■ What is asked
A faithful transcription of all the data is required.

(Records excerpted from a collection)
# # # # #

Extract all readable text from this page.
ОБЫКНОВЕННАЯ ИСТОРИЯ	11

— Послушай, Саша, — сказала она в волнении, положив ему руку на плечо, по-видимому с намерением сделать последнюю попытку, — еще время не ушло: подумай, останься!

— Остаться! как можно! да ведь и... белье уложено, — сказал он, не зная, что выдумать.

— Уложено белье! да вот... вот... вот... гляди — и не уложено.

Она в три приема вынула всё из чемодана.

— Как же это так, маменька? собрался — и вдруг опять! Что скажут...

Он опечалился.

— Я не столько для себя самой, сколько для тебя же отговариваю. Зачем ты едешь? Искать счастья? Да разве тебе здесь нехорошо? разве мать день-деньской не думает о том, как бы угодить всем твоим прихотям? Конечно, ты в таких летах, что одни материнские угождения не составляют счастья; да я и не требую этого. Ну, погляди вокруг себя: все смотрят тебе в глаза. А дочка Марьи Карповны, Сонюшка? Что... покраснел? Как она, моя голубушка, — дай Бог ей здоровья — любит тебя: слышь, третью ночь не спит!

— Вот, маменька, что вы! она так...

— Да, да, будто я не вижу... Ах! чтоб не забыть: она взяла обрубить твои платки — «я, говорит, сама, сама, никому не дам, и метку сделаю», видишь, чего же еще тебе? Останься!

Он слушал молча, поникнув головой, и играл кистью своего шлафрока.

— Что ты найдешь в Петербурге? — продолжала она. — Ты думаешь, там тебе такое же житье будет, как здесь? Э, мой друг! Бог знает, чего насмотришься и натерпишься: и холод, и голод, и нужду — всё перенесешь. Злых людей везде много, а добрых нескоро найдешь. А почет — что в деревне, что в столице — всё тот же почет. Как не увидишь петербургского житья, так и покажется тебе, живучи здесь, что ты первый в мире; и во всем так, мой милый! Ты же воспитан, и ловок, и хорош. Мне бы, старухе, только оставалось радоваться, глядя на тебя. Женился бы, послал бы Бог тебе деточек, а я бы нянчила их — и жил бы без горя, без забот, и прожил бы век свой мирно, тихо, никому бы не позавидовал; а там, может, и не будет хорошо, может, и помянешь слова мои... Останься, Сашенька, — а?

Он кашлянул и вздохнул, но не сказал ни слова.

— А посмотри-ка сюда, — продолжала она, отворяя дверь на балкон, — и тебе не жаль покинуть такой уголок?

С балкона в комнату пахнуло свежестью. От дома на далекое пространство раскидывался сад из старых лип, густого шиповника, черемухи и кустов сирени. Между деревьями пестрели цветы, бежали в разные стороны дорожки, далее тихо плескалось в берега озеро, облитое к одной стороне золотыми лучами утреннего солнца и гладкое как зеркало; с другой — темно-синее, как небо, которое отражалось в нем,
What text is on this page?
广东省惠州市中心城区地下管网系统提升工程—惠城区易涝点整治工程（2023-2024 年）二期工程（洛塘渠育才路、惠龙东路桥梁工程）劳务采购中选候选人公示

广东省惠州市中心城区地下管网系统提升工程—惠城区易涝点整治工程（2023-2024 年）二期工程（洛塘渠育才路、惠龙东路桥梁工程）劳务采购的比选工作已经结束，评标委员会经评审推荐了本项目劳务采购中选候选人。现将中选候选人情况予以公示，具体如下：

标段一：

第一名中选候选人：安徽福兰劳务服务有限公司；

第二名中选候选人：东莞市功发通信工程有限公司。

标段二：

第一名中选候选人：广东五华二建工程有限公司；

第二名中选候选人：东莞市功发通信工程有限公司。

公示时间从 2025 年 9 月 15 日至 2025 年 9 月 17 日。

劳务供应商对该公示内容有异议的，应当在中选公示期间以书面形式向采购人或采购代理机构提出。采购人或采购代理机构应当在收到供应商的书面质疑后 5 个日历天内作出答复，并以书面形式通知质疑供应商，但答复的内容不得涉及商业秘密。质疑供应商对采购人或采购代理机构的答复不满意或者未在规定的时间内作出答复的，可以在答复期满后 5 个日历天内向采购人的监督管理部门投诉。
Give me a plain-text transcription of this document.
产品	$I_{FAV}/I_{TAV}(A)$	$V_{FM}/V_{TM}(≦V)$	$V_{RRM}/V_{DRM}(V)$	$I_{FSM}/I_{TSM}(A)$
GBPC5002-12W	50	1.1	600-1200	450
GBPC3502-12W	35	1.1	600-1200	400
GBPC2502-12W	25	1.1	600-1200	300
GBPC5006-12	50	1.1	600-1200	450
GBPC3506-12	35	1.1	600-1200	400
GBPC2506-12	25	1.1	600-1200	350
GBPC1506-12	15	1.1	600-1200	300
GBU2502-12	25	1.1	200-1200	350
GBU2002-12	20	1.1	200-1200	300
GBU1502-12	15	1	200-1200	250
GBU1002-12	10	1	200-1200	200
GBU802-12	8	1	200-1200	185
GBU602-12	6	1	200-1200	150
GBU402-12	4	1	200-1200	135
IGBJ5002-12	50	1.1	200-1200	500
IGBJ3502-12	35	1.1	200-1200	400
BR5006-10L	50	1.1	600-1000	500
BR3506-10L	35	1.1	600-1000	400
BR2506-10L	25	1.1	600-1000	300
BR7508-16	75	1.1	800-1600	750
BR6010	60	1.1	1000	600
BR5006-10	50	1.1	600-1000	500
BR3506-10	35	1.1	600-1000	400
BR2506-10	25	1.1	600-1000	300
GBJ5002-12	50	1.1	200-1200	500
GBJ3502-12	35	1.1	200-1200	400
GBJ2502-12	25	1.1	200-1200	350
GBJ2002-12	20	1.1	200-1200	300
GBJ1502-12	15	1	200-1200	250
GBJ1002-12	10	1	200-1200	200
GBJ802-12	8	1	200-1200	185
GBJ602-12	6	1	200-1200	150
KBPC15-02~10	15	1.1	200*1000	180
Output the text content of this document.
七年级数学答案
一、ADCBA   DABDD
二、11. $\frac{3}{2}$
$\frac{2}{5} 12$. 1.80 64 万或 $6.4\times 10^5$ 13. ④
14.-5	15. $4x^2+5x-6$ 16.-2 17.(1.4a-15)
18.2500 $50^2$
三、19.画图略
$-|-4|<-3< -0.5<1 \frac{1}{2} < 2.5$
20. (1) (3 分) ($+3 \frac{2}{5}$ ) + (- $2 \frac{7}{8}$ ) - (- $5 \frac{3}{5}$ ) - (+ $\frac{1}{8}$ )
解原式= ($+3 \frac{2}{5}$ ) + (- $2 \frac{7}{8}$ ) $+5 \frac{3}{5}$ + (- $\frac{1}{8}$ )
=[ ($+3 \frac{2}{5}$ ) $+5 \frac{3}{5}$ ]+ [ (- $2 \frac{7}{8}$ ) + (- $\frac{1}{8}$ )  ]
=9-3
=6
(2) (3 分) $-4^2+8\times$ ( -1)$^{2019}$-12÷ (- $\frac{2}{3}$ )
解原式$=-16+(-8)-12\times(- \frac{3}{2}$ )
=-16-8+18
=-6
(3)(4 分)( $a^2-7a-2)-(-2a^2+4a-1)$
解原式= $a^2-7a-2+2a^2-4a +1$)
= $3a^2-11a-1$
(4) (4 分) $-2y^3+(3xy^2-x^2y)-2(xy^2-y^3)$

# # # # #

■ Answer to the task
Extract all readable text from this page.
ОБЫКНОВЕННАЯ ИСТОРИЯ	11

— Послушай, Саша, — сказала она в волнении, положив ему руку на плечо, по-видимому с намерением сделать последнюю попытку, — еще время не ушло: подумай, останься!

— Остаться! как можно! да ведь и... белье уложено, — сказал он, не зная, что выдумать.

— Уложено белье! да вот... вот... вот... гляди — и не уложено.

Она в три приема вынула всё из чемодана.

— Как же это так, маменька? собрался — и вдруг опять! Что скажут...

Он опечалился.

— Я не столько для себя самой, сколько для тебя же отговариваю. Зачем ты едешь? Искать счастья? Да разве тебе здесь нехорошо? разве мать день-деньской не думает о том, как бы угодить всем твоим прихотям? Конечно, ты в таких летах, что одни материнские угождения не составляют счастья; да я и не требую этого. Ну, погляди вокруг себя: все смотрят тебе в глаза. А дочка Марьи Карповны, Сонюшка? Что... покраснел? Как она, моя голубушка, — дай Бог ей здоровья — любит тебя: слышь, третью ночь не спит!

— Вот, маменька, что вы! она так...

— Да, да, будто я не вижу... Ах! чтоб не забыть: она взяла обрубить твои платки — «я, говорит, сама, сама, никому не дам, и метку сделаю», видишь, чего же еще тебе? Останься!

Он слушал молча, поникнув головой, и играл кистью своего шлафрока.

— Что ты найдешь в Петербурге? — продолжала она. — Ты думаешь, там тебе такое же житье будет, как здесь? Э, мой друг! Бог знает, чего насмотришься и натерпишься: и холод, и голод, и нужду — всё перенесешь. Злых людей везде много, а добрых нескоро найдешь. А почет — что в деревне, что в столице — всё тот же почет. Как не увидишь петербургского житья, так и покажется тебе, живучи здесь, что ты первый в мире; и во всем так, мой милый! Ты же воспитан, и ловок, и хорош. Мне бы, старухе, только оставалось радоваться, глядя на тебя. Женился бы, послал бы Бог тебе деточек, а я бы нянчила их — и жил бы без горя, без забот, и прожил бы век свой мирно, тихо, никому бы не позавидовал; а там, может, и не будет хорошо, может, и помянешь слова мои... Останься, Сашенька, — а?

Он кашлянул и вздохнул, но не сказал ни слова.

— А посмотри-ка сюда, — продолжала она, отворяя дверь на балкон, — и тебе не жаль покинуть такой уголок?

С балкона в комнату пахнуло свежестью. От дома на далекое пространство раскидывался сад из старых лип, густого шиповника, черемухи и кустов сирени. Между деревьями пестрели цветы, бежали в разные стороны дорожки, далее тихо плескалось в берега озеро, облитое к одной стороне золотыми лучами утреннего солнца и гладкое как зеркало; с другой — темно-синее, как небо, которое отражалось в нем,
What text is on this page?
广东省惠州市中心城区地下管网系统提升工程—惠城区易涝点整治工程（2023-2024 年）二期工程（洛塘渠育才路、惠龙东路桥梁工程）劳务采购中选候选人公示

广东省惠州市中心城区地下管网系统提升工程—惠城区易涝点整治工程（2023-2024 年）二期工程（洛塘渠育才路、惠龙东路桥梁工程）劳务采购的比选工作已经结束，评标委员会经评审推荐了本项目劳务采购中选候选人。现将中选候选人情况予以公示，具体如下：

标段一：

第一名中选候选人：安徽福兰劳务服务有限公司；

第二名中选候选人：东莞市功发通信工程有限公司。

标段二：

第一名中选候选人：广东五华二建工程有限公司；

第二名中选候选人：东莞市功发通信工程有限公司。

公示时间从 2025 年 9 月 15 日至 2025 年 9 月 17 日。

劳务供应商对该公示内容有异议的，应当在中选公示期间以书面形式向采购人或采购代理机构提出。采购人或采购代理机构应当在收到供应商的书面质疑后 5 个日历天内作出答复，并以书面形式通知质疑供应商，但答复的内容不得涉及商业秘密。质疑供应商对采购人或采购代理机构的答复不满意或者未在规定的时间内作出答复的，可以在答复期满后 5 个日历天内向采购人的监督管理部门投诉。
Give me a plain-text transcription of this document.
产品	$I_{FAV}/I_{TAV}(A)$	$V_{FM}/V_{TM}(≦V)$	$V_{RRM}/V_{DRM}(V)$	$I_{FSM}/I_{TSM}(A)$
GBPC5002-12W	50	1.1	600-1200	450
GBPC3502-12W	35	1.1	600-1200	400
GBPC2502-12W	25	1.1	600-1200	300
GBPC5006-12	50	1.1	600-1200	450
GBPC3506-12	35	1.1	600-1200	400
GBPC2506-12	25	1.1	600-1200	350
GBPC1506-12	15	1.1	600-1200	300
GBU2502-12	25	1.1	200-1200	350
GBU2002-12	20	1.1	200-1200	300
GBU1502-12	15	1	200-1200	250
GBU1002-12	10	1	200-1200	200
GBU802-12	8	1	200-1200	185
GBU602-12	6	1	200-1200	150
GBU402-12	4	1	200-1200	135
IGBJ5002-12	50	1.1	200-1200	500
IGBJ3502-12	35	1.1	200-1200	400
BR5006-10L	50	1.1	600-1000	500
BR3506-10L	35	1.1	600-1000	400
BR2506-10L	25	1.1	600-1000	300
BR7508-16	75	1.1	800-1600	750
BR6010	60	1.1	1000	600
BR5006-10	50	1.1	600-1000	500
BR3506-10	35	1.1	600-1000	400
BR2506-10	25	1.1	600-1000	300
GBJ5002-12	50	1.1	200-1200	500
GBJ3502-12	35	1.1	200-1200	400
GBJ2502-12	25	1.1	200-1200	350
GBJ2002-12	20	1.1	200-1200	300
GBJ1502-12	15	1	200-1200	250
GBJ1002-12	10	1	200-1200	200
GBJ802-12	8	1	200-1200	185
GBJ602-12	6	1	200-1200	150
KBPC15-02~10	15	1.1	200*1000	180
Output the text content of this document.
七年级数学答案
一、ADCBA   DABDD
二、11. $\frac{3}{2}$
$\frac{2}{5} 12$. 1.80 64 万或 $6.4\times 10^5$ 13. ④
14.-5	15. $4x^2+5x-6$ 16.-2 17.(1.4a-15)
18.2500 $50^2$
三、19.画图略
$-|-4|<-3< -0.5<1 \frac{1}{2} < 2.5$
20. (1) (3 分) ($+3 \frac{2}{5}$ ) + (- $2 \frac{7}{8}$ ) - (- $5 \frac{3}{5}$ ) - (+ $\frac{1}{8}$ )
解原式= ($+3 \frac{2}{5}$ ) + (- $2 \frac{7}{8}$ ) $+5 \frac{3}{5}$ + (- $\frac{1}{8}$ )
=[ ($+3 \frac{2}{5}$ ) $+5 \frac{3}{5}$ ]+ [ (- $2 \frac{7}{8}$ ) + (- $\frac{1}{8}$ )  ]
=9-3
=6
(2) (3 分) $-4^2+8\times$ ( -1)$^{2019}$-12÷ (- $\frac{2}{3}$ )
解原式$=-16+(-8)-12\times(- \frac{3}{2}$ )
=-16-8+18
=-6
(3)(4 分)( $a^2-7a-2)-(-2a^2+4a-1)$
解原式= $a^2-7a-2+2a^2-4a +1$)
= $3a^2-11a-1$
(4) (4 分) $-2y^3+(3xy^2-x^2y)-2(xy^2-y^3)$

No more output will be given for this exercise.